> Set exercise
Repeat the entries that follow verbatim, without any of their pictures.

##### Available records

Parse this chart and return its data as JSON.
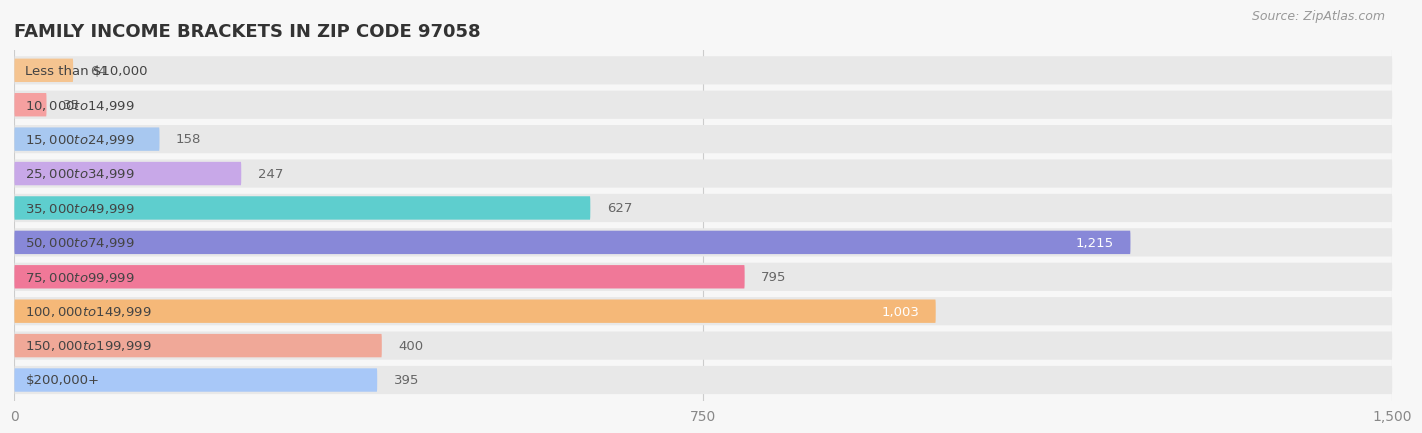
{
  "title": "FAMILY INCOME BRACKETS IN ZIP CODE 97058",
  "source": "Source: ZipAtlas.com",
  "categories": [
    "Less than $10,000",
    "$10,000 to $14,999",
    "$15,000 to $24,999",
    "$25,000 to $34,999",
    "$35,000 to $49,999",
    "$50,000 to $74,999",
    "$75,000 to $99,999",
    "$100,000 to $149,999",
    "$150,000 to $199,999",
    "$200,000+"
  ],
  "values": [
    64,
    35,
    158,
    247,
    627,
    1215,
    795,
    1003,
    400,
    395
  ],
  "bar_colors": [
    "#F5C490",
    "#F5A0A0",
    "#A8C8F0",
    "#C8A8E8",
    "#5ECECE",
    "#8888D8",
    "#F07898",
    "#F5B878",
    "#F0A898",
    "#A8C8F8"
  ],
  "xlim": [
    0,
    1500
  ],
  "xticks": [
    0,
    750,
    1500
  ],
  "xtick_labels": [
    "0",
    "750",
    "1,500"
  ],
  "background_color": "#f7f7f7",
  "bar_bg_color": "#e8e8e8",
  "title_fontsize": 13,
  "label_fontsize": 9.5,
  "value_fontsize": 9.5
}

##########

> Answer to this problem
Parse this chart and return its data as JSON.
{
  "title": "FAMILY INCOME BRACKETS IN ZIP CODE 97058",
  "source": "Source: ZipAtlas.com",
  "categories": [
    "Less than $10,000",
    "$10,000 to $14,999",
    "$15,000 to $24,999",
    "$25,000 to $34,999",
    "$35,000 to $49,999",
    "$50,000 to $74,999",
    "$75,000 to $99,999",
    "$100,000 to $149,999",
    "$150,000 to $199,999",
    "$200,000+"
  ],
  "values": [
    64,
    35,
    158,
    247,
    627,
    1215,
    795,
    1003,
    400,
    395
  ],
  "bar_colors": [
    "#F5C490",
    "#F5A0A0",
    "#A8C8F0",
    "#C8A8E8",
    "#5ECECE",
    "#8888D8",
    "#F07898",
    "#F5B878",
    "#F0A898",
    "#A8C8F8"
  ],
  "xlim": [
    0,
    1500
  ],
  "xticks": [
    0,
    750,
    1500
  ],
  "xtick_labels": [
    "0",
    "750",
    "1,500"
  ],
  "background_color": "#f7f7f7",
  "bar_bg_color": "#e8e8e8",
  "title_fontsize": 13,
  "label_fontsize": 9.5,
  "value_fontsize": 9.5
}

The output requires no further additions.